Task directions
Output all of the entries below precisely as written.

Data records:
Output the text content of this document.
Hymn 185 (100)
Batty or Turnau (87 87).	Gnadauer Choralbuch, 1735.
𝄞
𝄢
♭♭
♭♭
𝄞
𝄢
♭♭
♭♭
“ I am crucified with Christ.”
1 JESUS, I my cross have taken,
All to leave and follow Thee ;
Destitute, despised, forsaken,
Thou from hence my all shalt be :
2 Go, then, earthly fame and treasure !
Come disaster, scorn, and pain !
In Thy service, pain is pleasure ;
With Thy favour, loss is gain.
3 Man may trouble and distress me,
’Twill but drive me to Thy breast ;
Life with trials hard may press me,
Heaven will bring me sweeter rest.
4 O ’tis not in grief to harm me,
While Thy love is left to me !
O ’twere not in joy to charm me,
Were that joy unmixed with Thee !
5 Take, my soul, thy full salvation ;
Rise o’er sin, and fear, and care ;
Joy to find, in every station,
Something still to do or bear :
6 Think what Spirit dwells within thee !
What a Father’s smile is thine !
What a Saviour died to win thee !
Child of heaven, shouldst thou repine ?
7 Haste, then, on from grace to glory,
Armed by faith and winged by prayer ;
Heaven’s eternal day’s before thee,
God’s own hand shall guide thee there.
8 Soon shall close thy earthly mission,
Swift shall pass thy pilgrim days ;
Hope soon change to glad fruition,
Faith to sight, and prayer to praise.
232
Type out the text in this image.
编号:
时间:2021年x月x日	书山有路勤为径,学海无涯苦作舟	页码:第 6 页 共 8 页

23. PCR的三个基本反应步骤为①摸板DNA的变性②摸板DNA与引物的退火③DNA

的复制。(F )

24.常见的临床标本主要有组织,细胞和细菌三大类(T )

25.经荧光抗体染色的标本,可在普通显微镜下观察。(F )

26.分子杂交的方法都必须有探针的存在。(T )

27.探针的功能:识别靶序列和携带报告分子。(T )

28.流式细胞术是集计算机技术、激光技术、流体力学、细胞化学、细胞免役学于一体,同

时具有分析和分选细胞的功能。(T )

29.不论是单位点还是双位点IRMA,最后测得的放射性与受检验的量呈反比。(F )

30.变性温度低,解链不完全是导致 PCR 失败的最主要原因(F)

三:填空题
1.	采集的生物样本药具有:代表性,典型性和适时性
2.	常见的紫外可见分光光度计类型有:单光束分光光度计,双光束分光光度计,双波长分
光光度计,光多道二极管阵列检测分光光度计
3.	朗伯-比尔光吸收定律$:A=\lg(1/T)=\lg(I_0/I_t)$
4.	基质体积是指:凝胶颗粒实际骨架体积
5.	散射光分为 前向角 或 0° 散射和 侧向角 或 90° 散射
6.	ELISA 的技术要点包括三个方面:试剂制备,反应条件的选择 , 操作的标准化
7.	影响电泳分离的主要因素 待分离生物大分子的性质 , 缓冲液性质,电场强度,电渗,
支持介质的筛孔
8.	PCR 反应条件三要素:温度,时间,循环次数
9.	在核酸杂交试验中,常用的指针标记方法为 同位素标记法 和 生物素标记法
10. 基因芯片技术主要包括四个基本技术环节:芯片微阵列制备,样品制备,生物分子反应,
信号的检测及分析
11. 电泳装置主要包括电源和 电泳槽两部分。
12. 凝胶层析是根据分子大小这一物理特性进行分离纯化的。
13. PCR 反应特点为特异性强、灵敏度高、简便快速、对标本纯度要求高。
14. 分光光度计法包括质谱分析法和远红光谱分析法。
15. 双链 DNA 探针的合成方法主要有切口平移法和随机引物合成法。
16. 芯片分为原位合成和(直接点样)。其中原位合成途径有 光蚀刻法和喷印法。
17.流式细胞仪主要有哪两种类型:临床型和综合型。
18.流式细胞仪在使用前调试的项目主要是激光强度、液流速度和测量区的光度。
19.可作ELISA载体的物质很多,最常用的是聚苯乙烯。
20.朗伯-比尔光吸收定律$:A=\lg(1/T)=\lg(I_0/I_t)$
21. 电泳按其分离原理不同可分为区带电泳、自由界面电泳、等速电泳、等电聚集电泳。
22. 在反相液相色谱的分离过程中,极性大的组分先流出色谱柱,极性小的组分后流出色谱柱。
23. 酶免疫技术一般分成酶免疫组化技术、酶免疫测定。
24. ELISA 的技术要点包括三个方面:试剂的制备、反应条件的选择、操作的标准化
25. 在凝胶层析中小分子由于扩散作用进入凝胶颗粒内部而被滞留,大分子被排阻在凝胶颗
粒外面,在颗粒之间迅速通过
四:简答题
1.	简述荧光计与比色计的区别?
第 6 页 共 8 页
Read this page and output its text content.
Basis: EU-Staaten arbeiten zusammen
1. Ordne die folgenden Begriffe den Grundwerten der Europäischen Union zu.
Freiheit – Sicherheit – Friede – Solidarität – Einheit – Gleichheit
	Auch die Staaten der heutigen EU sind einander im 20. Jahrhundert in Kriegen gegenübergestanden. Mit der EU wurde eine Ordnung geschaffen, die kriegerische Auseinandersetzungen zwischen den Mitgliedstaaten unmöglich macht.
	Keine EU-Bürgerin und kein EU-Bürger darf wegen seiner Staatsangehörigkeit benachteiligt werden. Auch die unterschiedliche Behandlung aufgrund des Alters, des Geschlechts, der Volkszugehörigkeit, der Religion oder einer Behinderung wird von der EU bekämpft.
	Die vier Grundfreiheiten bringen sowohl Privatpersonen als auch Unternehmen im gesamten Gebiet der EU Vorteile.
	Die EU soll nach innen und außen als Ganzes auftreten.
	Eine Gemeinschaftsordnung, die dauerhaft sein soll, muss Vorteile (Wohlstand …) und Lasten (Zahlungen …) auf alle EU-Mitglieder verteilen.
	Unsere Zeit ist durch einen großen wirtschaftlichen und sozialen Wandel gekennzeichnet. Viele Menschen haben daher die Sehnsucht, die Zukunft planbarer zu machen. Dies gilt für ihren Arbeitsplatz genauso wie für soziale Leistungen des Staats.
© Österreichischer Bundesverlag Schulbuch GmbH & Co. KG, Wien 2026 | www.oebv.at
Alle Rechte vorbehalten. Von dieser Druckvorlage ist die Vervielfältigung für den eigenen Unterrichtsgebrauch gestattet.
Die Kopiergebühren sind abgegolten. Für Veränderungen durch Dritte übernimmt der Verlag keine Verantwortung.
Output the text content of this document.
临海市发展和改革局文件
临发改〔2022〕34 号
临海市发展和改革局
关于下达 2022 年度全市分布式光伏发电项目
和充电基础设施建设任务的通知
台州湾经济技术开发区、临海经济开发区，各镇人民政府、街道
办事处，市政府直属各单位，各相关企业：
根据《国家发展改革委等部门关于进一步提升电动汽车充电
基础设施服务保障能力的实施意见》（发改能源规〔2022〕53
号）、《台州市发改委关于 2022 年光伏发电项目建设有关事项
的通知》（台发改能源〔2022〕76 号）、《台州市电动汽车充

Exercise output
Output the text content of this document.
Hymn 185 (100)
Batty or Turnau (87 87).	Gnadauer Choralbuch, 1735.
𝄞
𝄢
♭♭
♭♭
𝄞
𝄢
♭♭
♭♭
“ I am crucified with Christ.”
1 JESUS, I my cross have taken,
All to leave and follow Thee ;
Destitute, despised, forsaken,
Thou from hence my all shalt be :
2 Go, then, earthly fame and treasure !
Come disaster, scorn, and pain !
In Thy service, pain is pleasure ;
With Thy favour, loss is gain.
3 Man may trouble and distress me,
’Twill but drive me to Thy breast ;
Life with trials hard may press me,
Heaven will bring me sweeter rest.
4 O ’tis not in grief to harm me,
While Thy love is left to me !
O ’twere not in joy to charm me,
Were that joy unmixed with Thee !
5 Take, my soul, thy full salvation ;
Rise o’er sin, and fear, and care ;
Joy to find, in every station,
Something still to do or bear :
6 Think what Spirit dwells within thee !
What a Father’s smile is thine !
What a Saviour died to win thee !
Child of heaven, shouldst thou repine ?
7 Haste, then, on from grace to glory,
Armed by faith and winged by prayer ;
Heaven’s eternal day’s before thee,
God’s own hand shall guide thee there.
8 Soon shall close thy earthly mission,
Swift shall pass thy pilgrim days ;
Hope soon change to glad fruition,
Faith to sight, and prayer to praise.
232
Type out the text in this image.
编号:
时间:2021年x月x日	书山有路勤为径,学海无涯苦作舟	页码:第 6 页 共 8 页

23. PCR的三个基本反应步骤为①摸板DNA的变性②摸板DNA与引物的退火③DNA

的复制。(F )

24.常见的临床标本主要有组织,细胞和细菌三大类(T )

25.经荧光抗体染色的标本,可在普通显微镜下观察。(F )

26.分子杂交的方法都必须有探针的存在。(T )

27.探针的功能:识别靶序列和携带报告分子。(T )

28.流式细胞术是集计算机技术、激光技术、流体力学、细胞化学、细胞免役学于一体,同

时具有分析和分选细胞的功能。(T )

29.不论是单位点还是双位点IRMA,最后测得的放射性与受检验的量呈反比。(F )

30.变性温度低,解链不完全是导致 PCR 失败的最主要原因(F)

三:填空题
1.	采集的生物样本药具有:代表性,典型性和适时性
2.	常见的紫外可见分光光度计类型有:单光束分光光度计,双光束分光光度计,双波长分
光光度计,光多道二极管阵列检测分光光度计
3.	朗伯-比尔光吸收定律$:A=\lg(1/T)=\lg(I_0/I_t)$
4.	基质体积是指:凝胶颗粒实际骨架体积
5.	散射光分为 前向角 或 0° 散射和 侧向角 或 90° 散射
6.	ELISA 的技术要点包括三个方面:试剂制备,反应条件的选择 , 操作的标准化
7.	影响电泳分离的主要因素 待分离生物大分子的性质 , 缓冲液性质,电场强度,电渗,
支持介质的筛孔
8.	PCR 反应条件三要素:温度,时间,循环次数
9.	在核酸杂交试验中,常用的指针标记方法为 同位素标记法 和 生物素标记法
10. 基因芯片技术主要包括四个基本技术环节:芯片微阵列制备,样品制备,生物分子反应,
信号的检测及分析
11. 电泳装置主要包括电源和 电泳槽两部分。
12. 凝胶层析是根据分子大小这一物理特性进行分离纯化的。
13. PCR 反应特点为特异性强、灵敏度高、简便快速、对标本纯度要求高。
14. 分光光度计法包括质谱分析法和远红光谱分析法。
15. 双链 DNA 探针的合成方法主要有切口平移法和随机引物合成法。
16. 芯片分为原位合成和(直接点样)。其中原位合成途径有 光蚀刻法和喷印法。
17.流式细胞仪主要有哪两种类型:临床型和综合型。
18.流式细胞仪在使用前调试的项目主要是激光强度、液流速度和测量区的光度。
19.可作ELISA载体的物质很多,最常用的是聚苯乙烯。
20.朗伯-比尔光吸收定律$:A=\lg(1/T)=\lg(I_0/I_t)$
21. 电泳按其分离原理不同可分为区带电泳、自由界面电泳、等速电泳、等电聚集电泳。
22. 在反相液相色谱的分离过程中,极性大的组分先流出色谱柱,极性小的组分后流出色谱柱。
23. 酶免疫技术一般分成酶免疫组化技术、酶免疫测定。
24. ELISA 的技术要点包括三个方面:试剂的制备、反应条件的选择、操作的标准化
25. 在凝胶层析中小分子由于扩散作用进入凝胶颗粒内部而被滞留,大分子被排阻在凝胶颗
粒外面,在颗粒之间迅速通过
四:简答题
1.	简述荧光计与比色计的区别?
第 6 页 共 8 页
Read this page and output its text content.
Basis: EU-Staaten arbeiten zusammen
1. Ordne die folgenden Begriffe den Grundwerten der Europäischen Union zu.
Freiheit – Sicherheit – Friede – Solidarität – Einheit – Gleichheit
	Auch die Staaten der heutigen EU sind einander im 20. Jahrhundert in Kriegen gegenübergestanden. Mit der EU wurde eine Ordnung geschaffen, die kriegerische Auseinandersetzungen zwischen den Mitgliedstaaten unmöglich macht.
	Keine EU-Bürgerin und kein EU-Bürger darf wegen seiner Staatsangehörigkeit benachteiligt werden. Auch die unterschiedliche Behandlung aufgrund des Alters, des Geschlechts, der Volkszugehörigkeit, der Religion oder einer Behinderung wird von der EU bekämpft.
	Die vier Grundfreiheiten bringen sowohl Privatpersonen als auch Unternehmen im gesamten Gebiet der EU Vorteile.
	Die EU soll nach innen und außen als Ganzes auftreten.
	Eine Gemeinschaftsordnung, die dauerhaft sein soll, muss Vorteile (Wohlstand …) und Lasten (Zahlungen …) auf alle EU-Mitglieder verteilen.
	Unsere Zeit ist durch einen großen wirtschaftlichen und sozialen Wandel gekennzeichnet. Viele Menschen haben daher die Sehnsucht, die Zukunft planbarer zu machen. Dies gilt für ihren Arbeitsplatz genauso wie für soziale Leistungen des Staats.
© Österreichischer Bundesverlag Schulbuch GmbH & Co. KG, Wien 2026 | www.oebv.at
Alle Rechte vorbehalten. Von dieser Druckvorlage ist die Vervielfältigung für den eigenen Unterrichtsgebrauch gestattet.
Die Kopiergebühren sind abgegolten. Für Veränderungen durch Dritte übernimmt der Verlag keine Verantwortung.
Output the text content of this document.
临海市发展和改革局文件
临发改〔2022〕34 号
临海市发展和改革局
关于下达 2022 年度全市分布式光伏发电项目
和充电基础设施建设任务的通知
台州湾经济技术开发区、临海经济开发区，各镇人民政府、街道
办事处，市政府直属各单位，各相关企业：
根据《国家发展改革委等部门关于进一步提升电动汽车充电
基础设施服务保障能力的实施意见》（发改能源规〔2022〕53
号）、《台州市发改委关于 2022 年光伏发电项目建设有关事项
的通知》（台发改能源〔2022〕76 号）、《台州市电动汽车充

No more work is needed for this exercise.